### WHAT THE TASK REQUIRES:
From the records below, pull each line that has "contre".

### DATASET CONTENT:

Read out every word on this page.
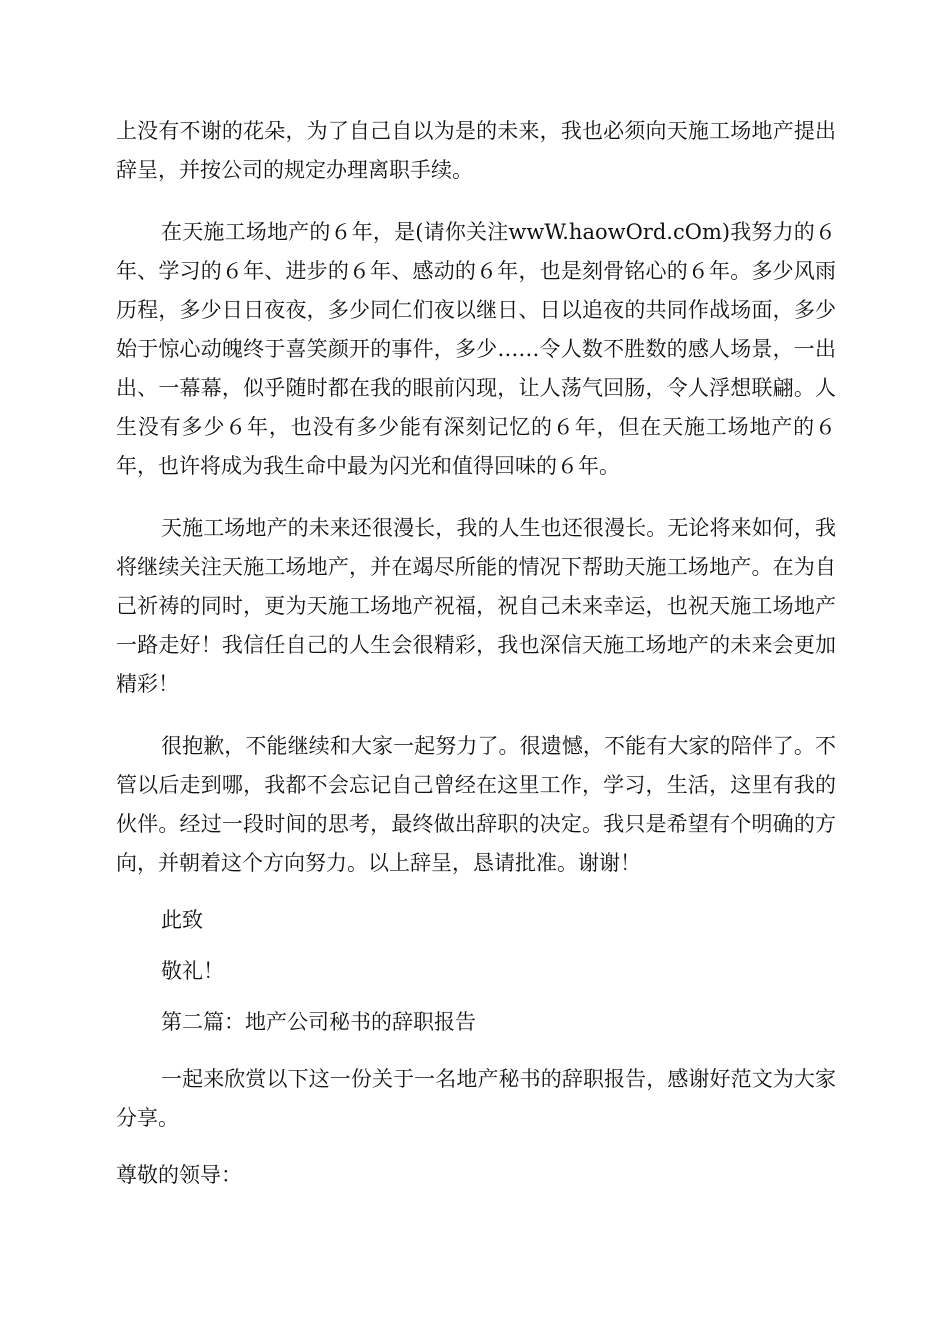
上没有不谢的花朵，为了自己自以为是的未来，我也必须向天施工场地产提出辞呈，并按公司的规定办理离职手续。

在天施工场地产的６年，是(请你关注wwW.haowOrd.cOm)我努力的６年、学习的６年、进步的６年、感动的６年，也是刻骨铭心的６年。多少风雨历程，多少日日夜夜，多少同仁们夜以继日、日以追夜的共同作战场面，多少始于惊心动魄终于喜笑颜开的事件，多少……令人数不胜数的感人场景，一出出、一幕幕，似乎随时都在我的眼前闪现，让人荡气回肠，令人浮想联翩。人生没有多少６年，也没有多少能有深刻记忆的６年，但在天施工场地产的６年，也许将成为我生命中最为闪光和值得回味的６年。

天施工场地产的未来还很漫长，我的人生也还很漫长。无论将来如何，我将继续关注天施工场地产，并在竭尽所能的情况下帮助天施工场地产。在为自己祈祷的同时，更为天施工场地产祝福，祝自己未来幸运，也祝天施工场地产一路走好！我信任自己的人生会很精彩，我也深信天施工场地产的未来会更加精彩！

很抱歉，不能继续和大家一起努力了。很遗憾，不能有大家的陪伴了。不管以后走到哪，我都不会忘记自己曾经在这里工作，学习，生活，这里有我的伙伴。经过一段时间的思考，最终做出辞职的决定。我只是希望有个明确的方向，并朝着这个方向努力。以上辞呈，恳请批准。谢谢！

此致

敬礼！

第二篇：地产公司秘书的辞职报告

一起来欣赏以下这一份关于一名地产秘书的辞职报告，感谢好范文为大家分享。

尊敬的领导：
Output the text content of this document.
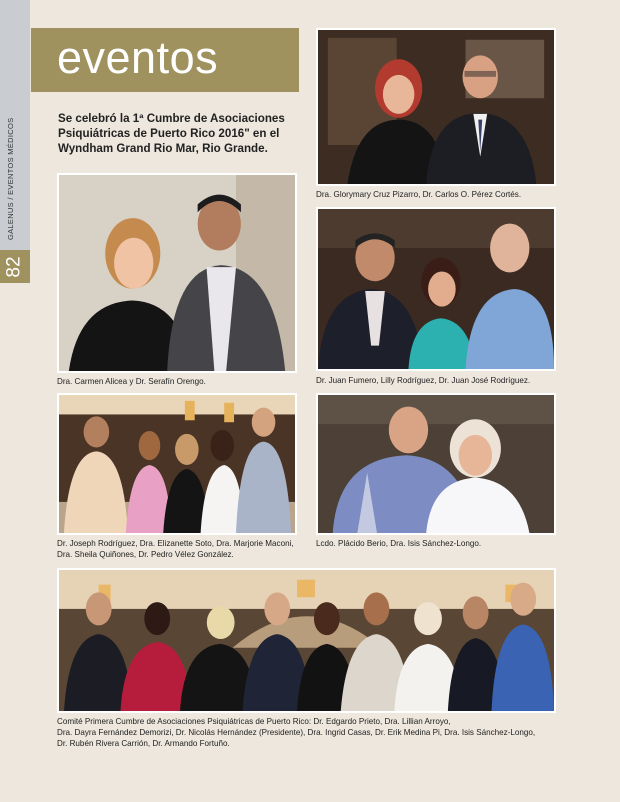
GALENUS / EVENTOS MÉDICOS
82
eventos
Se celebró la 1ª Cumbre de Asociaciones Psiquiátricas de Puerto Rico 2016" en el Wyndham Grand Rio Mar, Rio Grande.
Dra. Glorymary Cruz Pizarro, Dr. Carlos O. Pérez Cortés.
Dra. Carmen Alicea y Dr. Serafín Orengo.	Dr. Juan Fumero, Lilly Rodríguez, Dr. Juan José Rodríguez.
Dr. Joseph Rodríguez, Dra. Elizanette Soto, Dra. Marjorie Maconi,
Dra. Sheila Quiñones, Dr. Pedro Vélez González.
Lcdo. Plácido Berio, Dra. Isis Sánchez-Longo.
Comité Primera Cumbre de Asociaciones Psiquiátricas de Puerto Rico: Dr. Edgardo Prieto, Dra. Lillian Arroyo,
Dra. Dayra Fernández Demorizi, Dr. Nicolás Hernández (Presidente), Dra. Ingrid Casas, Dr. Erik Medina Pi, Dra. Isis Sánchez-Longo,
Dr. Rubén Rivera Carrión, Dr. Armando Fortuño.
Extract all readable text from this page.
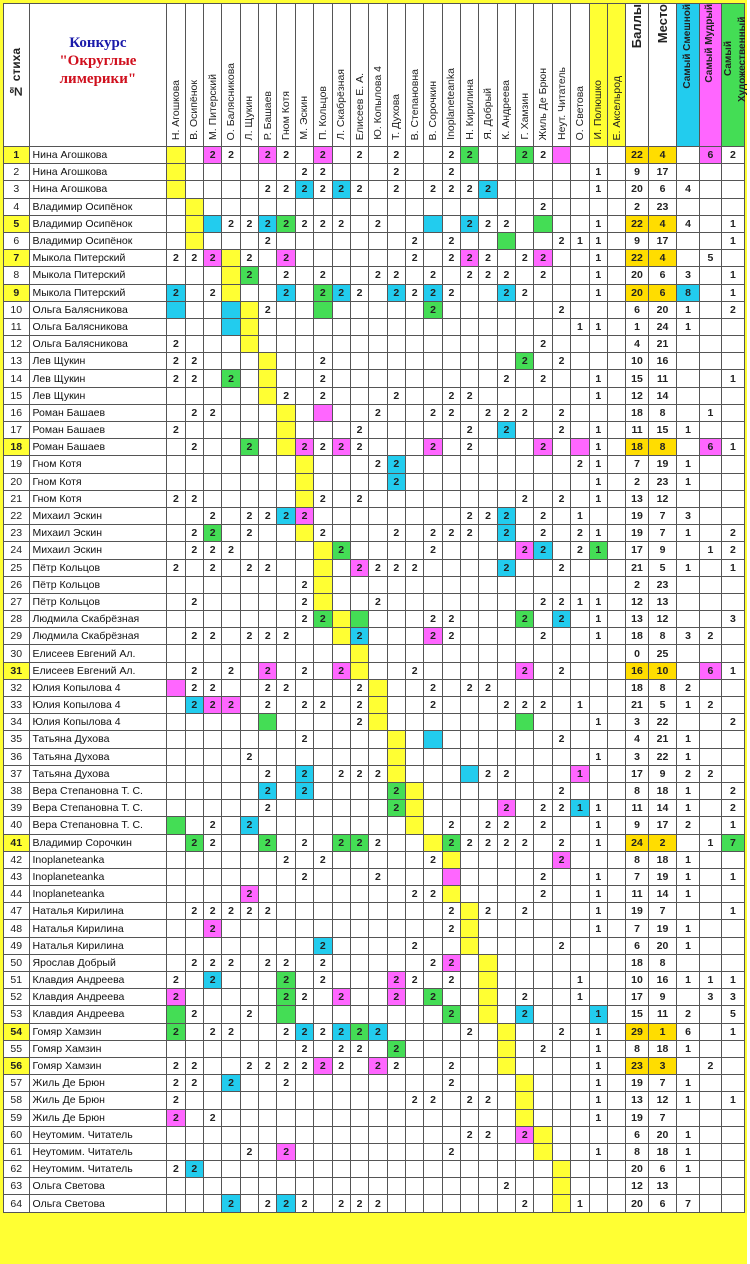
№ стиха	Конкурс
"Округлые лимерики"	Н. Агошкова	В. Осипёнок	М. Питерский	О. Балясникова	Л. Щукин	Р. Башаев	Гном Котя	М. Эскин	П. Кольцов	Л. Скабрёзная	Елисеев Е. А.	Ю. Копылова 4	Т. Духова	В. Степановна	В. Сорочкин	Inoplaneteanka	Н. Кирилина	Я. Добрый	К. Андреева	Г. Хамзин	Жиль Де Брюн	Неут. Читатель	О. Светова	И. Полюшко	Е. Аксельрод	Баллы	Место	Самый Смешной	Самый Мудрый	Самый Художественный
1	Нина Агошкова			2	2		2	2		2		2		2			2	2			2	2					22	4		6	2
2	Нина Агошкова								2	2				2			2								1		9	17			
3	Нина Агошкова						2	2	2	2	2	2		2		2	2	2	2						1		20	6	4		
4	Владимир Осипёнок																					2					2	23			
5	Владимир Осипёнок				2	2	2	2	2	2	2		2					2	2	2					1		22	4	4		1
6	Владимир Осипёнок						2								2		2						2	1	1		9	17			1
7	Мыкола Питерский	2	2	2		2		2							2		2	2	2		2	2			1		22	4		5	
8	Мыкола Питерский					2		2		2			2	2		2		2	2	2		2			1		20	6	3		1
9	Мыкола Питерский	2		2				2		2	2	2		2	2	2	2			2	2				1		20	6	8		1
10	Ольга Балясникова						2									2							2				6	20	1		2
11	Ольга Балясникова																							1	1		1	24	1		
12	Ольга Балясникова	2																				2					4	21			
13	Лев Щукин	2	2							2											2		2				10	16			
14	Лев Щукин	2	2		2					2										2		2			1		15	11			1
15	Лев Щукин							2		2				2			2	2							1		12	14			
16	Роман Башаев		2	2									2			2	2		2	2	2		2				18	8		1	
17	Роман Башаев	2										2						2		2			2		1		11	15	1		
18	Роман Башаев		2			2			2	2	2	2				2		2				2			1		18	8		6	1
19	Гном Котя												2	2										2	1		7	19	1		
20	Гном Котя													2											1		2	23	1		
21	Гном Котя	2	2							2		2									2		2		1		13	12			
22	Михаил Эскин			2		2	2	2	2									2	2	2		2		1			19	7	3		
23	Михаил Эскин		2	2		2				2				2		2	2	2		2		2		2	1		19	7	1		2
24	Михаил Эскин		2	2	2						2					2					2	2		2	1		17	9		1	2
25	Пётр Кольцов	2		2		2	2					2	2	2	2					2			2				21	5	1		1
26	Пётр Кольцов								2																		2	23			
27	Пётр Кольцов		2						2				2									2	2	1	1		12	13			
28	Людмила Скабрёзная								2	2						2	2				2		2		1		13	12			3
29	Людмила Скабрёзная		2	2		2	2	2				2				2	2					2			1		18	8	3	2	
30	Елисеев Евгений Ал.																										0	25			
31	Елисеев Евгений Ал.		2		2		2		2		2				2						2		2				16	10		6	1
32	Юлия Копылова 4		2	2			2	2				2				2		2	2								18	8	2		
33	Юлия Копылова 4		2	2	2		2		2	2		2				2				2	2	2		1			21	5	1	2	
34	Юлия Копылова 4											2													1		3	22			2
35	Татьяна Духова								2														2				4	21	1		
36	Татьяна Духова					2																			1		3	22	1		
37	Татьяна Духова						2		2		2	2	2						2	2				1			17	9	2	2	
38	Вера Степановна Т. С.						2		2					2									2				8	18	1		2
39	Вера Степановна Т. С.						2							2						2		2	2	1	1		11	14	1		2
40	Вера Степановна Т. С.			2		2											2		2	2		2			1		9	17	2		1
41	Владимир Сорочкин		2	2			2		2		2	2	2				2	2	2	2	2		2		1		24	2		1	7
42	Inoplaneteanka							2		2						2							2				8	18	1		
43	Inoplaneteanka								2				2									2			1		7	19	1		1
44	Inoplaneteanka					2									2	2						2			1		11	14	1		
47	Наталья Кирилина		2	2	2	2	2										2		2		2				1		19	7			1
48	Наталья Кирилина			2													2								1		7	19	1		
49	Наталья Кирилина									2					2								2				6	20	1		
50	Ярослав Добрый		2	2	2		2	2		2						2	2										18	8			
51	Клавдия Андреева	2		2				2		2				2	2		2							1			10	16	1	1	1
52	Клавдия Андреева	2						2	2		2			2		2					2			1			17	9		3	3
53	Клавдия Андреева		2			2											2				2				1		15	11	2		5
54	Гомяр Хамзин	2		2	2			2	2	2	2	2	2					2					2		1		29	1	6		1
55	Гомяр Хамзин								2		2	2		2								2			1		8	18	1		
56	Гомяр Хамзин	2	2			2	2	2	2	2	2		2	2			2								1		23	3		2	
57	Жиль Де Брюн	2	2		2			2									2								1		19	7	1		
58	Жиль Де Брюн	2													2	2		2	2						1		13	12	1		1
59	Жиль Де Брюн	2		2																					1		19	7			
60	Неутомим. Читатель																	2	2		2						6	20	1		
61	Неутомим. Читатель					2		2									2								1		8	18	1		
62	Неутомим. Читатель	2	2																								20	6	1		
63	Ольга Светова																			2							12	13			
64	Ольга Светова				2		2	2	2		2	2	2								2			1			20	6	7		
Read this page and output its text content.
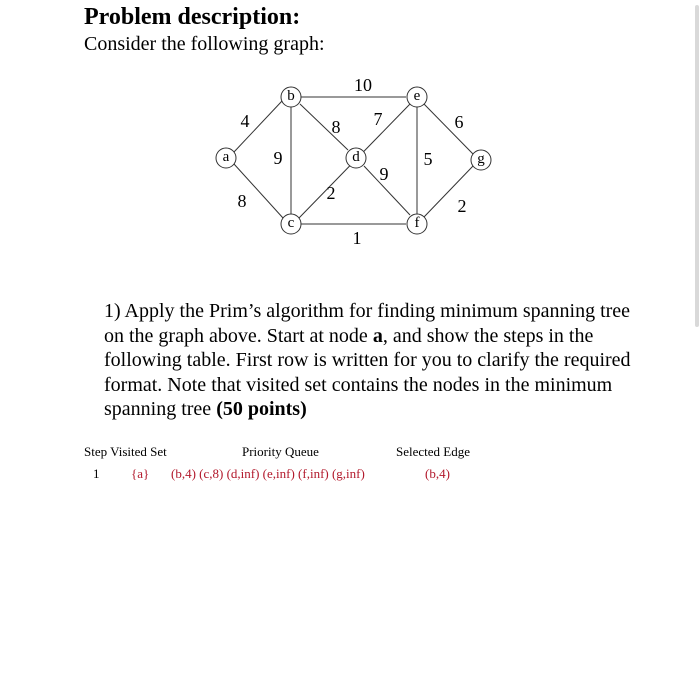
Problem description:
Consider the following graph:
4
8
9
10
8 7
2
1
9
5
6
2
a
b
c
d
e
f
g
1) Apply the Prim’s algorithm for finding minimum spanning tree on the graph above. Start at node a, and show the steps in the following table. First row is written for you to clarify the required format. Note that visited set contains the nodes in the minimum spanning tree (50 points)
Step Visited Set	Priority Queue	Selected Edge
1 {a} (b,4) (c,8) (d,inf) (e,inf) (f,inf) (g,inf)	(b,4)
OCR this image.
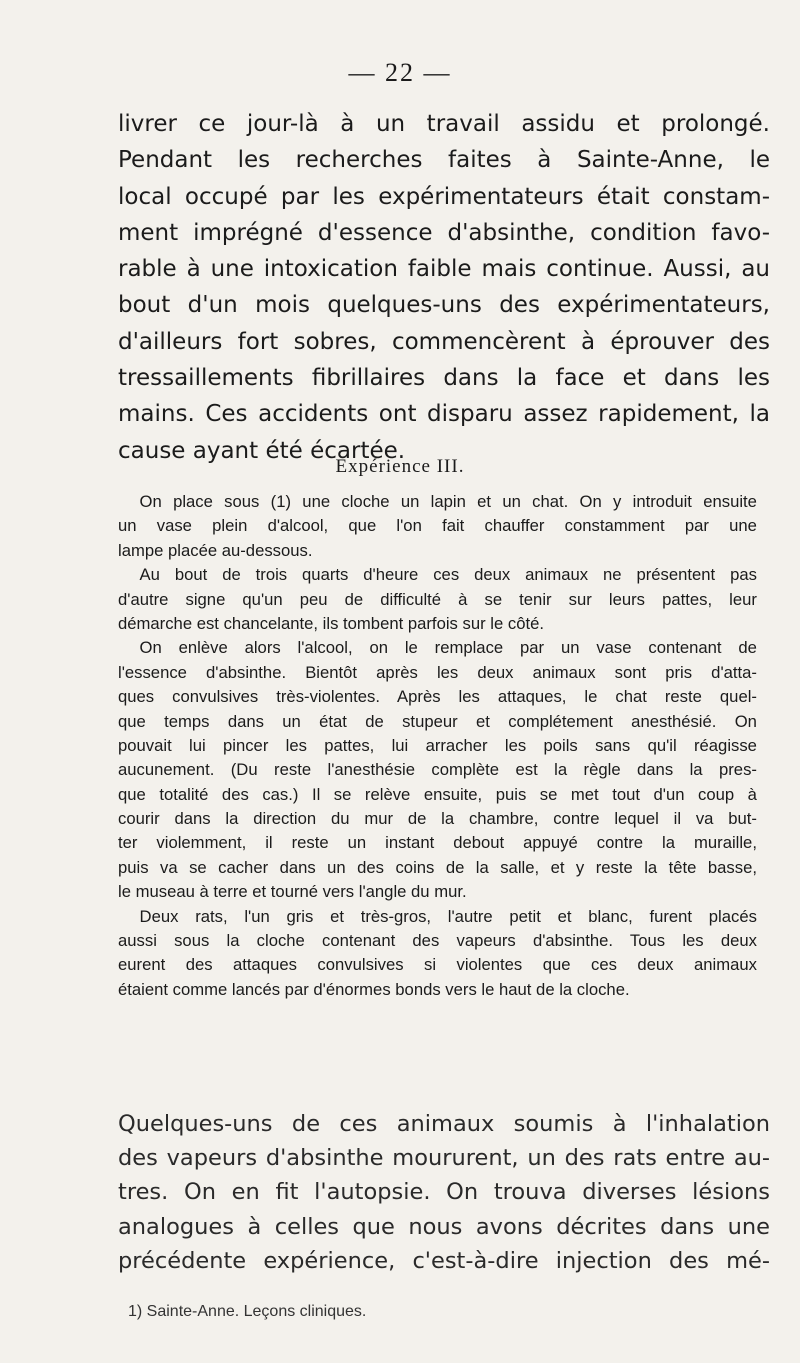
— 22 —
livrer ce jour-là à un travail assidu et prolongé.
Pendant les recherches faites à Sainte-Anne, le
local occupé par les expérimentateurs était constam-
ment imprégné d'essence d'absinthe, condition favo-
rable à une intoxication faible mais continue. Aussi, au
bout d'un mois quelques-uns des expérimentateurs,
d'ailleurs fort sobres, commencèrent à éprouver des
tressaillements fibrillaires dans la face et dans les
mains. Ces accidents ont disparu assez rapidement, la
cause ayant été écartée.
Expérience III.
On place sous (1) une cloche un lapin et un chat. On y introduit ensuite
un vase plein d'alcool, que l'on fait chauffer constamment par une
lampe placée au-dessous.
Au bout de trois quarts d'heure ces deux animaux ne présentent pas
d'autre signe qu'un peu de difficulté à se tenir sur leurs pattes, leur
démarche est chancelante, ils tombent parfois sur le côté.
On enlève alors l'alcool, on le remplace par un vase contenant de
l'essence d'absinthe. Bientôt après les deux animaux sont pris d'atta-
ques convulsives très-violentes. Après les attaques, le chat reste quel-
que temps dans un état de stupeur et complétement anesthésié. On
pouvait lui pincer les pattes, lui arracher les poils sans qu'il réagisse
aucunement. (Du reste l'anesthésie complète est la règle dans la pres-
que totalité des cas.) Il se relève ensuite, puis se met tout d'un coup à
courir dans la direction du mur de la chambre, contre lequel il va but-
ter violemment, il reste un instant debout appuyé contre la muraille,
puis va se cacher dans un des coins de la salle, et y reste la tête basse,
le museau à terre et tourné vers l'angle du mur.
Deux rats, l'un gris et très-gros, l'autre petit et blanc, furent placés
aussi sous la cloche contenant des vapeurs d'absinthe. Tous les deux
eurent des attaques convulsives si violentes que ces deux animaux
étaient comme lancés par d'énormes bonds vers le haut de la cloche.
Quelques-uns de ces animaux soumis à l'inhalation
des vapeurs d'absinthe moururent, un des rats entre au-
tres. On en fit l'autopsie. On trouva diverses lésions
analogues à celles que nous avons décrites dans une
précédente expérience, c'est-à-dire injection des mé-
1) Sainte-Anne. Leçons cliniques.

### FINISHED EXERCISE:
courir dans la direction du mur de la chambre, contre lequel il va but-
ter violemment, il reste un instant debout appuyé contre la muraille,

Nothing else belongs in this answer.